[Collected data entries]
^^^^

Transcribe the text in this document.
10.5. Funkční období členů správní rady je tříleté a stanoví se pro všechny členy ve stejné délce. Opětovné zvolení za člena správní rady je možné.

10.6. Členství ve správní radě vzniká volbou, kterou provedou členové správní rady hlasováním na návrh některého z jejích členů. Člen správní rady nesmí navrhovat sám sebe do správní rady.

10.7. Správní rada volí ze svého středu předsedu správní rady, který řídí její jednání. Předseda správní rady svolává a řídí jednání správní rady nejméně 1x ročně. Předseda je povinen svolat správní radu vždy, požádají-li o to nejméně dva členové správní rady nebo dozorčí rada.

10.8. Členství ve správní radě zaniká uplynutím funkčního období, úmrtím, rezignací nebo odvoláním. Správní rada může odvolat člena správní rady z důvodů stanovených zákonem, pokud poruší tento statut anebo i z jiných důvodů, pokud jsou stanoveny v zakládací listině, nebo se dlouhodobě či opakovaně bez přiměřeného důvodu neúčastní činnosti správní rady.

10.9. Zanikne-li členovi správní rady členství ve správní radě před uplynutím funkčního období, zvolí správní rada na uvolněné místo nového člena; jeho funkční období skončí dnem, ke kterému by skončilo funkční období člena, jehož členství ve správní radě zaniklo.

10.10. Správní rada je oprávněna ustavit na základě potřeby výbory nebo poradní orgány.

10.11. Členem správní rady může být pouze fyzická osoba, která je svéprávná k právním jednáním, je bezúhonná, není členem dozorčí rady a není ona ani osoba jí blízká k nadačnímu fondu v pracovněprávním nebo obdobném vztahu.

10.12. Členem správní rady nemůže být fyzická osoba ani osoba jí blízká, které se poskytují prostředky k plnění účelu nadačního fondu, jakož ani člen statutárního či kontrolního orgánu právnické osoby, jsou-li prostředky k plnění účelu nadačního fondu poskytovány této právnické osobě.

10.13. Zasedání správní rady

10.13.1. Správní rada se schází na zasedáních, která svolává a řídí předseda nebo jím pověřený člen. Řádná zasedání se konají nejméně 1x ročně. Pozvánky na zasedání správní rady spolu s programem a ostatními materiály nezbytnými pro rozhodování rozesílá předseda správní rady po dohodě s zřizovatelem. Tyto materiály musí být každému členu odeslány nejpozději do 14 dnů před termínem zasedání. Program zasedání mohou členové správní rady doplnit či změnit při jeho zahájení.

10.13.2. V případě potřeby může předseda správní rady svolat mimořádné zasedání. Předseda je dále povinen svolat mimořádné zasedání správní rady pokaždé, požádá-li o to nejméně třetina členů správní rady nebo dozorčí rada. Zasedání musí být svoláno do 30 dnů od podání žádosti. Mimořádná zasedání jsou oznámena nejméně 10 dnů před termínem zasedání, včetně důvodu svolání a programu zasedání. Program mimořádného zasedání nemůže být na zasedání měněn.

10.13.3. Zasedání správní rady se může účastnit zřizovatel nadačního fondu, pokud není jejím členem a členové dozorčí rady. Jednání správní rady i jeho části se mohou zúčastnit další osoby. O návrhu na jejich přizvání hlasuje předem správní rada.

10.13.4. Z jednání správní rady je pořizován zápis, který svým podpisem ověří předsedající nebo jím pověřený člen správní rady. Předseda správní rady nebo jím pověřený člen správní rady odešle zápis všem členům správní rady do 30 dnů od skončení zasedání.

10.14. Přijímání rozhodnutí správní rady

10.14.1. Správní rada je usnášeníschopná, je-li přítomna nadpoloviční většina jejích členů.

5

^^^^

Retype all the records, matching them exactly.

Solved problem
Transcribe the text in this document.
10.5. Funkční období členů správní rady je tříleté a stanoví se pro všechny členy ve stejné délce. Opětovné zvolení za člena správní rady je možné.

10.6. Členství ve správní radě vzniká volbou, kterou provedou členové správní rady hlasováním na návrh některého z jejích členů. Člen správní rady nesmí navrhovat sám sebe do správní rady.

10.7. Správní rada volí ze svého středu předsedu správní rady, který řídí její jednání. Předseda správní rady svolává a řídí jednání správní rady nejméně 1x ročně. Předseda je povinen svolat správní radu vždy, požádají-li o to nejméně dva členové správní rady nebo dozorčí rada.

10.8. Členství ve správní radě zaniká uplynutím funkčního období, úmrtím, rezignací nebo odvoláním. Správní rada může odvolat člena správní rady z důvodů stanovených zákonem, pokud poruší tento statut anebo i z jiných důvodů, pokud jsou stanoveny v zakládací listině, nebo se dlouhodobě či opakovaně bez přiměřeného důvodu neúčastní činnosti správní rady.

10.9. Zanikne-li členovi správní rady členství ve správní radě před uplynutím funkčního období, zvolí správní rada na uvolněné místo nového člena; jeho funkční období skončí dnem, ke kterému by skončilo funkční období člena, jehož členství ve správní radě zaniklo.

10.10. Správní rada je oprávněna ustavit na základě potřeby výbory nebo poradní orgány.

10.11. Členem správní rady může být pouze fyzická osoba, která je svéprávná k právním jednáním, je bezúhonná, není členem dozorčí rady a není ona ani osoba jí blízká k nadačnímu fondu v pracovněprávním nebo obdobném vztahu.

10.12. Členem správní rady nemůže být fyzická osoba ani osoba jí blízká, které se poskytují prostředky k plnění účelu nadačního fondu, jakož ani člen statutárního či kontrolního orgánu právnické osoby, jsou-li prostředky k plnění účelu nadačního fondu poskytovány této právnické osobě.

10.13. Zasedání správní rady

10.13.1. Správní rada se schází na zasedáních, která svolává a řídí předseda nebo jím pověřený člen. Řádná zasedání se konají nejméně 1x ročně. Pozvánky na zasedání správní rady spolu s programem a ostatními materiály nezbytnými pro rozhodování rozesílá předseda správní rady po dohodě s zřizovatelem. Tyto materiály musí být každému členu odeslány nejpozději do 14 dnů před termínem zasedání. Program zasedání mohou členové správní rady doplnit či změnit při jeho zahájení.

10.13.2. V případě potřeby může předseda správní rady svolat mimořádné zasedání. Předseda je dále povinen svolat mimořádné zasedání správní rady pokaždé, požádá-li o to nejméně třetina členů správní rady nebo dozorčí rada. Zasedání musí být svoláno do 30 dnů od podání žádosti. Mimořádná zasedání jsou oznámena nejméně 10 dnů před termínem zasedání, včetně důvodu svolání a programu zasedání. Program mimořádného zasedání nemůže být na zasedání měněn.

10.13.3. Zasedání správní rady se může účastnit zřizovatel nadačního fondu, pokud není jejím členem a členové dozorčí rady. Jednání správní rady i jeho části se mohou zúčastnit další osoby. O návrhu na jejich přizvání hlasuje předem správní rada.

10.13.4. Z jednání správní rady je pořizován zápis, který svým podpisem ověří předsedající nebo jím pověřený člen správní rady. Předseda správní rady nebo jím pověřený člen správní rady odešle zápis všem členům správní rady do 30 dnů od skončení zasedání.

10.14. Přijímání rozhodnutí správní rady

10.14.1. Správní rada je usnášeníschopná, je-li přítomna nadpoloviční většina jejích členů.

5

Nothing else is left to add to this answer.